**Extracted records:**
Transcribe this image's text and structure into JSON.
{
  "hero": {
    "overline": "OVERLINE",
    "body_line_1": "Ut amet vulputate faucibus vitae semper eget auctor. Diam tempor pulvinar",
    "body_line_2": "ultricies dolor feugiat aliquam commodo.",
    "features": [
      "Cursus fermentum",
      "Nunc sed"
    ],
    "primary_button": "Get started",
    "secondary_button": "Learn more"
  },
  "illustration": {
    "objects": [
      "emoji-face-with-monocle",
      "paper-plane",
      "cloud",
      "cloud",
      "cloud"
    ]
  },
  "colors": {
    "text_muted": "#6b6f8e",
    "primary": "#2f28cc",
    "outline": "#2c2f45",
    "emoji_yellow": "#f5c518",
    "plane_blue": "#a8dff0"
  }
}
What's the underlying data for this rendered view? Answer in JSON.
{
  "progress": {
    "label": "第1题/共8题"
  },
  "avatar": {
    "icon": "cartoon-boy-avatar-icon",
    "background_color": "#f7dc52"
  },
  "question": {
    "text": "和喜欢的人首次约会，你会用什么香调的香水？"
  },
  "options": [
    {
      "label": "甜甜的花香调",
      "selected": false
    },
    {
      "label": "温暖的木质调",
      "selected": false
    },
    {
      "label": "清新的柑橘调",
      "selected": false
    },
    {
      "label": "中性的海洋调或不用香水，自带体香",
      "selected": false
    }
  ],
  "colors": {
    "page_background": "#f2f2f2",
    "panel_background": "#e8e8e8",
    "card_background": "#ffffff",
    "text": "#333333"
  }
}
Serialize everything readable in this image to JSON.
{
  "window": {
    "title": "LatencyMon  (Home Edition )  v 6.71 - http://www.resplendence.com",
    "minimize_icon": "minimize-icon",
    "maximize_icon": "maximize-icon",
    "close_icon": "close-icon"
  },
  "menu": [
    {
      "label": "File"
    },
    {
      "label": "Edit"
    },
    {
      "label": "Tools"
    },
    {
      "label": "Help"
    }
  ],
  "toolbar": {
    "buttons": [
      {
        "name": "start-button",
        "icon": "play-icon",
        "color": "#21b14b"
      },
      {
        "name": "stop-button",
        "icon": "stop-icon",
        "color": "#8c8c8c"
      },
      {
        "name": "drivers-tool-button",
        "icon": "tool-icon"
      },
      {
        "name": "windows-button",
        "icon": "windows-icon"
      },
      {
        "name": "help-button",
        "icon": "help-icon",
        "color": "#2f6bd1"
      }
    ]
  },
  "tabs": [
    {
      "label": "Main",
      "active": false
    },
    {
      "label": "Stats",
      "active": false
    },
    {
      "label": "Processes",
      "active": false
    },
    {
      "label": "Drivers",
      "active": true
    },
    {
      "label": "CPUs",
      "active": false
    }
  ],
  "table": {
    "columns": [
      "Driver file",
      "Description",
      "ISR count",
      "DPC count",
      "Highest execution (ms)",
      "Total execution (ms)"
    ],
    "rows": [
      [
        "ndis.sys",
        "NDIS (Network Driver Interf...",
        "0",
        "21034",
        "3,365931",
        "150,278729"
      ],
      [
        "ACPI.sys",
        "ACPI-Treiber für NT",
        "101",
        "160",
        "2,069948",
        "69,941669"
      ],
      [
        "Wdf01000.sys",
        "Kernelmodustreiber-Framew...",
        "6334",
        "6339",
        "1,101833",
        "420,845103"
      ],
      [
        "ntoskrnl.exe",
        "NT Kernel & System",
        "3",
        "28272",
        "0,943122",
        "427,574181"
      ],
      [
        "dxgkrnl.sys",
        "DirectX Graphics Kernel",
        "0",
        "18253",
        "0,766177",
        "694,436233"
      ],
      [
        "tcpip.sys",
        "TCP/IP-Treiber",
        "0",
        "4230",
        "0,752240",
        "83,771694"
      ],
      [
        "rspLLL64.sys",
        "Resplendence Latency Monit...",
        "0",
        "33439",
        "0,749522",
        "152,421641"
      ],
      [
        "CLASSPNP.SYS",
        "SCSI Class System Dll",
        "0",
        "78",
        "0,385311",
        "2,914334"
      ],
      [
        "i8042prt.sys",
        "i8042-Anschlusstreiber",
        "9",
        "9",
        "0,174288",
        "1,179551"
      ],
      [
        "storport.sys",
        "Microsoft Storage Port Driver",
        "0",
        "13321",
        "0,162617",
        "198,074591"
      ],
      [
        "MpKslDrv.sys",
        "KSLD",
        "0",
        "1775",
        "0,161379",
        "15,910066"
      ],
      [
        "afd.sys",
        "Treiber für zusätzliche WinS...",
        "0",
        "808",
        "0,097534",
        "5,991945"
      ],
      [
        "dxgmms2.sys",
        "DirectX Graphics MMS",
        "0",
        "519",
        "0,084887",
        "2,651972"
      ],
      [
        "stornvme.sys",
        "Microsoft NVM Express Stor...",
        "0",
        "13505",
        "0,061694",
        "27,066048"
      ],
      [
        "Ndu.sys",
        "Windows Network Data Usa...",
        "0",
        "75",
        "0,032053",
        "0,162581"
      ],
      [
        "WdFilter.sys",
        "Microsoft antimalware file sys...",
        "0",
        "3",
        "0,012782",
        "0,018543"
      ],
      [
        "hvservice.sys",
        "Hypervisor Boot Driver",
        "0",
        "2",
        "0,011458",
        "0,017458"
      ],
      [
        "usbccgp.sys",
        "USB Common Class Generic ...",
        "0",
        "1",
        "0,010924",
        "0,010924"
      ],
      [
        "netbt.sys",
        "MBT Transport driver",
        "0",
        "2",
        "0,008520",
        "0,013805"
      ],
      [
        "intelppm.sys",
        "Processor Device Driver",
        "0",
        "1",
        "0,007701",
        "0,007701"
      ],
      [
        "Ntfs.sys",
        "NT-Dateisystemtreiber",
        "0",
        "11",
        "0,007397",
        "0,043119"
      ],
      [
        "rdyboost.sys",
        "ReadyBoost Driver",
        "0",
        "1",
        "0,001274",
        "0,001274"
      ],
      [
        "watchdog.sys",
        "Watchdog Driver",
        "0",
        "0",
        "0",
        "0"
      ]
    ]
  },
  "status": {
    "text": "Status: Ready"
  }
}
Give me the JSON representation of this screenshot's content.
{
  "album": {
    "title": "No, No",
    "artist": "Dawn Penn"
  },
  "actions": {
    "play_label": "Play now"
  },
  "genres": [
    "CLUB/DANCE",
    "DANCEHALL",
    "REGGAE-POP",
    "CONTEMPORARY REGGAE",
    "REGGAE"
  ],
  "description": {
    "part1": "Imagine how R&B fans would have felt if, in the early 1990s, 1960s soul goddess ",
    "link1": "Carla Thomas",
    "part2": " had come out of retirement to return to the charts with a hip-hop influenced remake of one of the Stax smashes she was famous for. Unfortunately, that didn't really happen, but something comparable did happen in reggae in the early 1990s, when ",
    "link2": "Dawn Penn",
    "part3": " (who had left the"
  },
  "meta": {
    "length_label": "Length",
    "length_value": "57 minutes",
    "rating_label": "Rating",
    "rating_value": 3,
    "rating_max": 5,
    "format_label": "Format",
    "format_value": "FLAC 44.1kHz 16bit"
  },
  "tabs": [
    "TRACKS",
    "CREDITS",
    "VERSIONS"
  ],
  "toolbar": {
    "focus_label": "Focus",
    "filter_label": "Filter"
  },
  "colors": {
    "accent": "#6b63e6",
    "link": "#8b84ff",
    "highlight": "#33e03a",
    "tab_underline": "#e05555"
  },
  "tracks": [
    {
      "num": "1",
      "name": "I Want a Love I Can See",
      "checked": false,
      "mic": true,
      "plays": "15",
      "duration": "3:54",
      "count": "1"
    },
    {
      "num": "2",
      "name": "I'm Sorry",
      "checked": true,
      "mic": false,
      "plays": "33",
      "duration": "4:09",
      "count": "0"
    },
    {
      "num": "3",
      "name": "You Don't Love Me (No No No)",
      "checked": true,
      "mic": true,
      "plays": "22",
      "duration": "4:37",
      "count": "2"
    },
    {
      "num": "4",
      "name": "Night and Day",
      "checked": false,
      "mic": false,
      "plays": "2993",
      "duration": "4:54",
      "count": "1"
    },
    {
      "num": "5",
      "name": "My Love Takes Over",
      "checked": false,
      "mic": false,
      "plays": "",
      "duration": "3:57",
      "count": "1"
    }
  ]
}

**Exercise details:** Tally up the lines of the listing containing the word "duration". Give only the total.

**Solution to the problem:** 5